> **WHAT YOU SHOULD DO**:
Go through the records and copy each line where the word "являється" occurs.

> **DATASET EXTRACT**:
* * * * * * * * *

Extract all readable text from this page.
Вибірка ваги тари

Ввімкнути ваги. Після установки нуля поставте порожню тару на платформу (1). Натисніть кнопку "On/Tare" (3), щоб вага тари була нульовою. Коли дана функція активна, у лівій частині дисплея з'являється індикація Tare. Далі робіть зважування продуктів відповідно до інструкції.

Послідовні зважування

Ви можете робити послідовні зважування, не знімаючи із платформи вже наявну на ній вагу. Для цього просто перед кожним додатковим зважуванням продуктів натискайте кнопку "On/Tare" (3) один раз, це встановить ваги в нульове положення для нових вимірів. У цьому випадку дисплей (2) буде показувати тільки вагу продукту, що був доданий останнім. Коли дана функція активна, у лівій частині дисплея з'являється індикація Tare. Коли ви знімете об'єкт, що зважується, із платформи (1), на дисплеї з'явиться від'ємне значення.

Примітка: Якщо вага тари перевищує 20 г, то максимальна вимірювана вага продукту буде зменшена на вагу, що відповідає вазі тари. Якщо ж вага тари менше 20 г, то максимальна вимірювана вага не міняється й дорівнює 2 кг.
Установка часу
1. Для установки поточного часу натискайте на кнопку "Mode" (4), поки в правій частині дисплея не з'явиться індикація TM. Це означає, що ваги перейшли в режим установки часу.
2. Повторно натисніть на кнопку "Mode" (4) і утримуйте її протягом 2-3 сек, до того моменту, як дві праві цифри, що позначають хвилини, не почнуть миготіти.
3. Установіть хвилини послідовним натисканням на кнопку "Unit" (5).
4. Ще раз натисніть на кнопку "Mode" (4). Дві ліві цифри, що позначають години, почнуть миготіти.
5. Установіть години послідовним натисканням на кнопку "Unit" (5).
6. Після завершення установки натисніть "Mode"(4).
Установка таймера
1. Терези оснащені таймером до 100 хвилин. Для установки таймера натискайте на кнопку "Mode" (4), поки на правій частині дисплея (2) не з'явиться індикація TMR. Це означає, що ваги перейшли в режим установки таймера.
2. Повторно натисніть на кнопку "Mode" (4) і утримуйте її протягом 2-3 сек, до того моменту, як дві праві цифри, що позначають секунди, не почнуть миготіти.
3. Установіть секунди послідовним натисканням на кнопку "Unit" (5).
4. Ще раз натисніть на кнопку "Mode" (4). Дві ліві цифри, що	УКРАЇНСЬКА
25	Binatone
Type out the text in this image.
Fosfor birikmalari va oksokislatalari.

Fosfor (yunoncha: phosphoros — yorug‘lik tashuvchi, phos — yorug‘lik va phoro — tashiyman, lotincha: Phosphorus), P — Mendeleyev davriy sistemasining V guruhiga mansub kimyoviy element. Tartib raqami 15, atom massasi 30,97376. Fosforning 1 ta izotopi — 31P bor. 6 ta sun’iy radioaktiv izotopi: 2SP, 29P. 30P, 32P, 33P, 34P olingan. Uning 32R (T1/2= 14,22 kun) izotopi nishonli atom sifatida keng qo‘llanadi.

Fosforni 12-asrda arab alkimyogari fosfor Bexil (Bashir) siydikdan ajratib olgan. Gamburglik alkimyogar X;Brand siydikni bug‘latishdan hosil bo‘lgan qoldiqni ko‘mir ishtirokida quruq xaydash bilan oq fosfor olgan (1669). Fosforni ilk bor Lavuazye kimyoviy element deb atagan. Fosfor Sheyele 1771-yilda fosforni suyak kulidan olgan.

* * * * * * * * *

> **ANSWER FOR THIS EXERCISE**:
Ввімкнути ваги. Після установки нуля поставте порожню тару на платформу (1). Натисніть кнопку "On/Tare" (3), щоб вага тари була нульовою. Коли дана функція активна, у лівій частині дисплея з'являється індикація Tare. Далі робіть зважування продуктів відповідно до інструкції.
Ви можете робити послідовні зважування, не знімаючи із платформи вже наявну на ній вагу. Для цього просто перед кожним додатковим зважуванням продуктів натискайте кнопку "On/Tare" (3) один раз, це встановить ваги в нульове положення для нових вимірів. У цьому випадку дисплей (2) буде показувати тільки вагу продукту, що був доданий останнім. Коли дана функція активна, у лівій частині дисплея з'являється індикація Tare. Коли ви знімете об'єкт, що зважується, із платформи (1), на дисплеї з'явиться від'ємне значення.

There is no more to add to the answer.